Gather all lines from the material that contain the word "trip".

──────── EXERCISE MATERIAL ────────

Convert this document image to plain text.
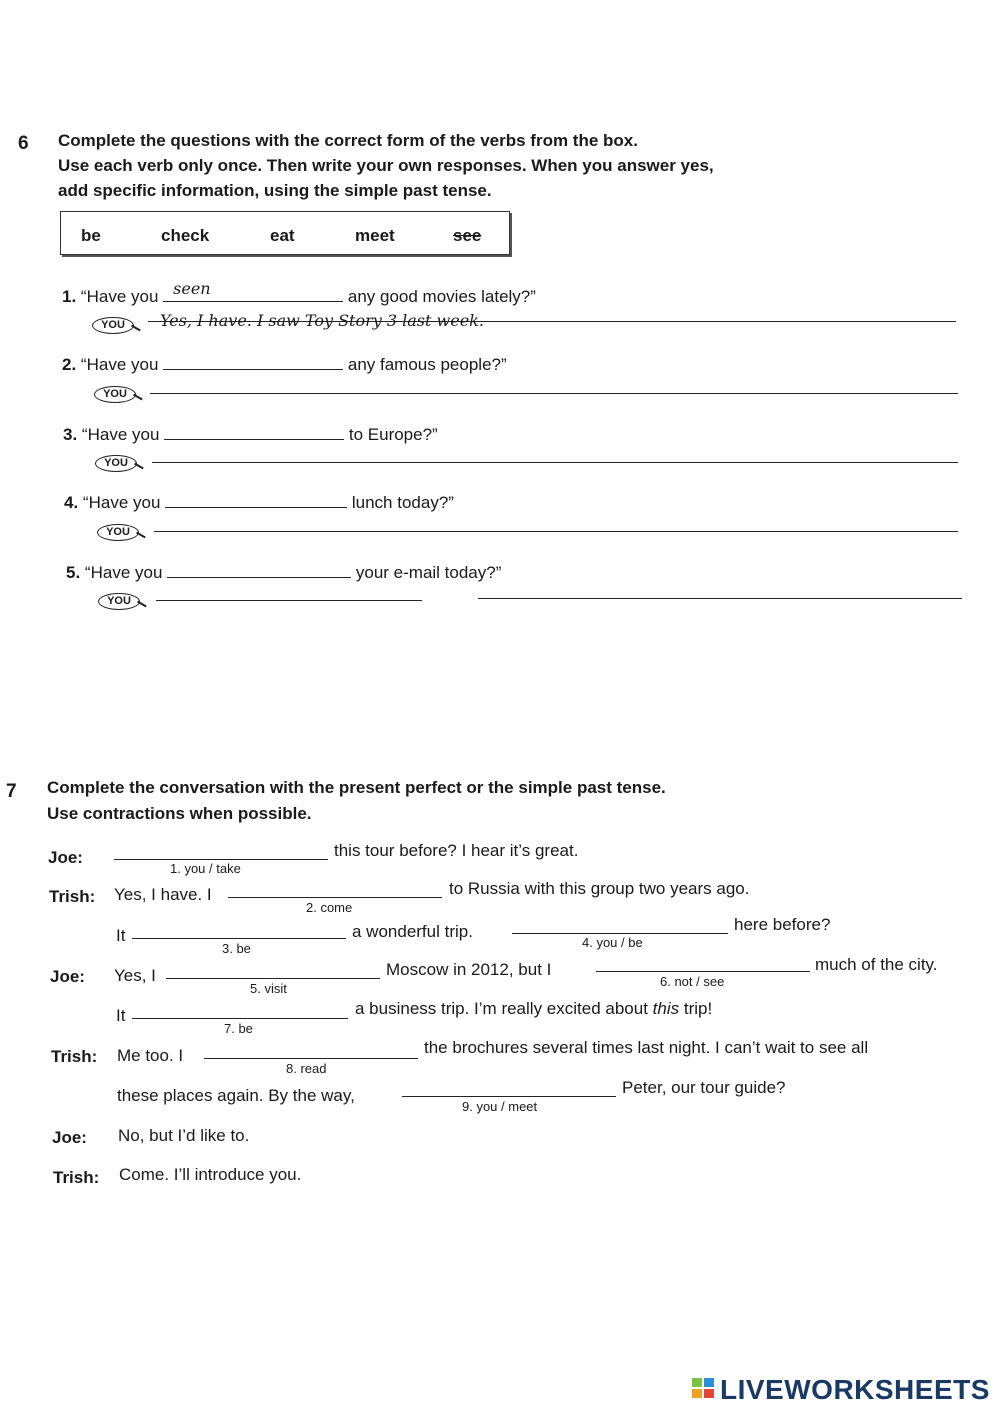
6 Complete the questions with the correct form of the verbs from the box.
Use each verb only once. Then write your own responses. When you answer yes,
add specific information, using the simple past tense.
be	check	eat	meet	see
1. “Have you seen	any good movies lately?”
YOU	Yes, I have. I saw Toy Story 3 last week.
2. “Have you	any famous people?”
YOU
3. “Have you	to Europe?”
YOU
4. “Have you	lunch today?”
YOU
5. “Have you	your e-mail today?”
YOU
7 Complete the conversation with the present perfect or the simple past tense.
Use contractions when possible.
Joe:
1. you / take
this tour before? I hear it’s great.
Trish: Yes, I have. I
2. come
to Russia with this group two years ago.
It
3. be
a wonderful trip.
4. you / be
here before?
Joe: Yes, I
5. visit
Moscow in 2012, but I
6. not / see
much of the city.
It
7. be
a business trip. I’m really excited about this trip!
Trish: Me too. I
8. read
the brochures several times last night. I can’t wait to see all
these places again. By the way,
9. you / meet
Peter, our tour guide?
Joe: No, but I’d like to.
Trish: Come. I’ll introduce you.
LIVEWORKSHEETS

────────

◆ RESPONSE TO THE EXERCISE ◆
a wonderful trip.
a business trip. I’m really excited about this trip!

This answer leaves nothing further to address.